> [DIRECTION]: Check each line of the records below for the string "genitalia", then state how many lines contain it, with no other output.

> [RECORDS FOR THE EXERCISE]:
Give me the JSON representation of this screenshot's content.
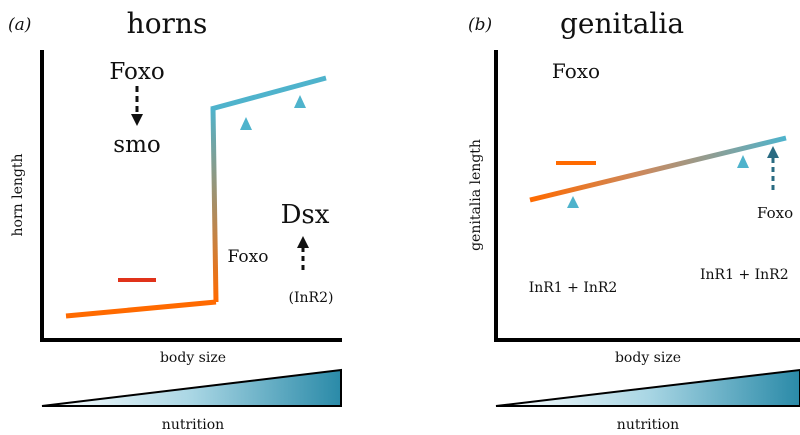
{
  "panel_a": {
    "letter": "(a)",
    "title": "horns",
    "ylabel": "horn length",
    "xlabel": "body size",
    "nutrition_label": "nutrition",
    "labels": {
      "foxo_top": "Foxo",
      "smo": "smo",
      "foxo_bottom": "Foxo",
      "dsx": "Dsx",
      "inr2": "(InR2)"
    }
  },
  "panel_b": {
    "letter": "(b)",
    "title": "genitalia",
    "ylabel": "genitalia length",
    "xlabel": "body size",
    "nutrition_label": "nutrition",
    "labels": {
      "foxo_top": "Foxo",
      "inr_left": "InR1 + InR2",
      "inr_right": "InR1 + InR2",
      "foxo_right": "Foxo"
    }
  },
  "colors": {
    "low_nutrition": "#ff6a00",
    "high_nutrition": "#4fb3cc",
    "dark_teal": "#2a6b82",
    "repression_red": "#e0321a",
    "axis": "#000000",
    "gradient_start": "#ffffff",
    "gradient_end": "#2a8aa8"
  }
}
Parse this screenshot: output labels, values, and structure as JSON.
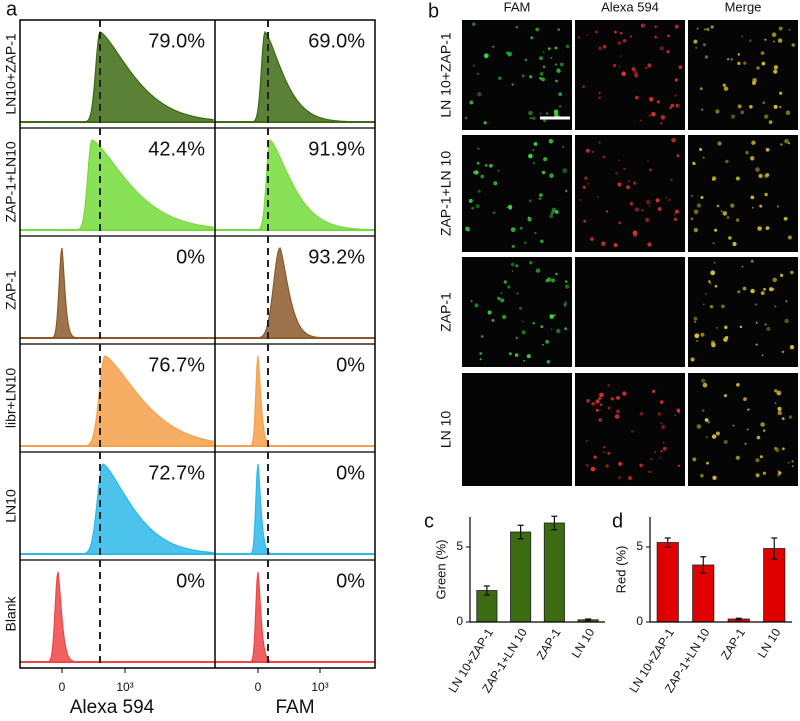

> [RESULT OF THE TASK]: 2